▸ DATA FOR THIS EXERCISE:
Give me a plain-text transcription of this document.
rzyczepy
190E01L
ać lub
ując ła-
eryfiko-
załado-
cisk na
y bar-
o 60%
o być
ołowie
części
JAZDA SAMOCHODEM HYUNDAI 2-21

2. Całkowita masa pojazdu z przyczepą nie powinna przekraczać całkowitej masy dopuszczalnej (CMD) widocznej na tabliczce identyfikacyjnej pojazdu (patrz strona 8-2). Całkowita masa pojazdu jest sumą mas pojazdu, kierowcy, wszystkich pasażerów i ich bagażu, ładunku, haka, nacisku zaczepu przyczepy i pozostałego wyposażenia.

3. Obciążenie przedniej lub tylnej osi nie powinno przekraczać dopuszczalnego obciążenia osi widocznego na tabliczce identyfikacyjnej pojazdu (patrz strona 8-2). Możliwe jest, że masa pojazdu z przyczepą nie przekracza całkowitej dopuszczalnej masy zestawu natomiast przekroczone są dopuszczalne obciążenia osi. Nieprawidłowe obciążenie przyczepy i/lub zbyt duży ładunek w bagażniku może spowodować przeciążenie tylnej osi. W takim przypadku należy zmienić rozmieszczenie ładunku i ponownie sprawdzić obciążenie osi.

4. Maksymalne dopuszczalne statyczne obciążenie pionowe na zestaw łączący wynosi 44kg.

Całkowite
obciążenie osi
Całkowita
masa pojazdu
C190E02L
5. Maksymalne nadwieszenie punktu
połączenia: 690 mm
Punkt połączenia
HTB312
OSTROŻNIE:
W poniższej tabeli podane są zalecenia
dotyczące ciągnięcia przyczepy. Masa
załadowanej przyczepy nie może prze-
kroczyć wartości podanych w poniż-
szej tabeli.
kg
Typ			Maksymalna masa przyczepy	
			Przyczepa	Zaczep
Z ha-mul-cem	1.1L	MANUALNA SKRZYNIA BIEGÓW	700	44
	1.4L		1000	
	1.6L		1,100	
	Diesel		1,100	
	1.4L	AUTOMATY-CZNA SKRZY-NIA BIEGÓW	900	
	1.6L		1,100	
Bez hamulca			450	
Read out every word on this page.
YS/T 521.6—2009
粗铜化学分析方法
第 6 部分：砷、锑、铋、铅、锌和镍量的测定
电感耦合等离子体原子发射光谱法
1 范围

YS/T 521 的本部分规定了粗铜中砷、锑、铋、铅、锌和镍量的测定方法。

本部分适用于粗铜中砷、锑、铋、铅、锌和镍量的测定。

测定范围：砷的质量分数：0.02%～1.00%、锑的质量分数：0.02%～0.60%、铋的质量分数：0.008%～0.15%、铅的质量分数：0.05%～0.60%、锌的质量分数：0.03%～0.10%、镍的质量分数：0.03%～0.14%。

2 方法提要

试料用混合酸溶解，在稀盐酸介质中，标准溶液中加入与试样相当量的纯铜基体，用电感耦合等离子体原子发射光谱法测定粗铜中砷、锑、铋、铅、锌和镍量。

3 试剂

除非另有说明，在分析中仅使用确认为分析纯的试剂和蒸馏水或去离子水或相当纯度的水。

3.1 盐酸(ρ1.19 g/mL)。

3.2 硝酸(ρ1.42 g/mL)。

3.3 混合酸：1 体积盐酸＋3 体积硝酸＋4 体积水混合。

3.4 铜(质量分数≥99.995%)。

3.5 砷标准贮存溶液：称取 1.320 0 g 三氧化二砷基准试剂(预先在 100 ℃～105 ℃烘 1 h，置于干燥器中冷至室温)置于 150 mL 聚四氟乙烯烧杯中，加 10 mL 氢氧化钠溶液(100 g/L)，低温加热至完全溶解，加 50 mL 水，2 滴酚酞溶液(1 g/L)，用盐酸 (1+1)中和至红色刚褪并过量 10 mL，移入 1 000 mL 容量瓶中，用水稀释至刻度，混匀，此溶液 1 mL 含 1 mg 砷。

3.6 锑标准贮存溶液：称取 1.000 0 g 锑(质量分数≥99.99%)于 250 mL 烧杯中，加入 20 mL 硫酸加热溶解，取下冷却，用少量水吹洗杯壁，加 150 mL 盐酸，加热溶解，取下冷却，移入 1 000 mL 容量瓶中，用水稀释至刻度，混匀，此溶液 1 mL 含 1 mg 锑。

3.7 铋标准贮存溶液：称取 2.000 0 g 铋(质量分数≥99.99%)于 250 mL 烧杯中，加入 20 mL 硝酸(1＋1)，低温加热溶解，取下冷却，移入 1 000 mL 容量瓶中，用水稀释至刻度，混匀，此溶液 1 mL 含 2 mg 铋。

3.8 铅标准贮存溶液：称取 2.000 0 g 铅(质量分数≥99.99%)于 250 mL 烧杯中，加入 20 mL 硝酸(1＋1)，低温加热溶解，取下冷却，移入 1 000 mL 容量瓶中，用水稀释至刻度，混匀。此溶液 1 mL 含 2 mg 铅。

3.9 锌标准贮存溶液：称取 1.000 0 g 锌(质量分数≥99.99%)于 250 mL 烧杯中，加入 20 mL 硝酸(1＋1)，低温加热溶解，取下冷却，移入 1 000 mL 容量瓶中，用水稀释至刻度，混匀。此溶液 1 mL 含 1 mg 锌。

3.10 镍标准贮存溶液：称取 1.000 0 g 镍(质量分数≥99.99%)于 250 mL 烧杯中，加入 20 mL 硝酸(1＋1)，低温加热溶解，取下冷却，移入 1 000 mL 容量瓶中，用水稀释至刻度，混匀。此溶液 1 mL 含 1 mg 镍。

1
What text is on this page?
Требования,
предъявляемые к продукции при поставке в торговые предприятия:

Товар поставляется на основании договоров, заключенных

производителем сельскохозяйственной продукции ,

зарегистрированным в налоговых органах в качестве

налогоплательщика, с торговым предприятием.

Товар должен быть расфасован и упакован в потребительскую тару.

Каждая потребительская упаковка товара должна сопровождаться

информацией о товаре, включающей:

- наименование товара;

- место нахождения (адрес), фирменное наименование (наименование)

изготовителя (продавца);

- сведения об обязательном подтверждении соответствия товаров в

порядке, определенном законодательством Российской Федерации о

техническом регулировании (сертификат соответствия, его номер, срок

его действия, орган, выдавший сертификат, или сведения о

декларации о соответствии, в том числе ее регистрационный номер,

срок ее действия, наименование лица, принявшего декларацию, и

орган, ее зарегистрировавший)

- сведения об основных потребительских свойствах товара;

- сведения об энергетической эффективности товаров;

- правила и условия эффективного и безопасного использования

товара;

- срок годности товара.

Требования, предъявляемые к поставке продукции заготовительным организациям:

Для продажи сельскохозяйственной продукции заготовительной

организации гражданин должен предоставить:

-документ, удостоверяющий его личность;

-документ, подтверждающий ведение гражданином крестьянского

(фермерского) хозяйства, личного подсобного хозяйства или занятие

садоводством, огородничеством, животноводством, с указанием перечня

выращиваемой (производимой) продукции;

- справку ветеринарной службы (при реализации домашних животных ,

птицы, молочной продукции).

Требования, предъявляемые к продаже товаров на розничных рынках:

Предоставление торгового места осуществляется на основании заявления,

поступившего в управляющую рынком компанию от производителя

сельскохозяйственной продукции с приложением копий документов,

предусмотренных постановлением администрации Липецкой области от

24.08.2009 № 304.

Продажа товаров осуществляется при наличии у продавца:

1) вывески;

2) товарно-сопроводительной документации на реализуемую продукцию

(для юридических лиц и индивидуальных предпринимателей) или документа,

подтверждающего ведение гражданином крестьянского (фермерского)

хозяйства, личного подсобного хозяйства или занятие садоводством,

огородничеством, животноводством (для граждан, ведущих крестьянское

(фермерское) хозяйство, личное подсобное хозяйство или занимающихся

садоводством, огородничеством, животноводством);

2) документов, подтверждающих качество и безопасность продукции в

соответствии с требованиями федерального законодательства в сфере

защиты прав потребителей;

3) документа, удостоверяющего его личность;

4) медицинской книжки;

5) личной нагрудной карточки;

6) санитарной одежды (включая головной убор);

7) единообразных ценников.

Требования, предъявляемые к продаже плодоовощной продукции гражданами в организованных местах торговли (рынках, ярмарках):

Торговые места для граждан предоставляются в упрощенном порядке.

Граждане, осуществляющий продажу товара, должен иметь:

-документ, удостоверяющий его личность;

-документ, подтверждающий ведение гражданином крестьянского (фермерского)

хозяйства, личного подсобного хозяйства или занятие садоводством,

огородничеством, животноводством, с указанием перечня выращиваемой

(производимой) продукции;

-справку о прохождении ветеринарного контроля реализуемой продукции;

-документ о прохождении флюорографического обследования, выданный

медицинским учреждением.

▸ WORK INSTRUCTIONS: Check each line of the records for the word "справку" and extract those that contain it.

▸ FINAL ANSWER:
- справку ветеринарной службы (при реализации домашних животных ,
-справку о прохождении ветеринарного контроля реализуемой продукции;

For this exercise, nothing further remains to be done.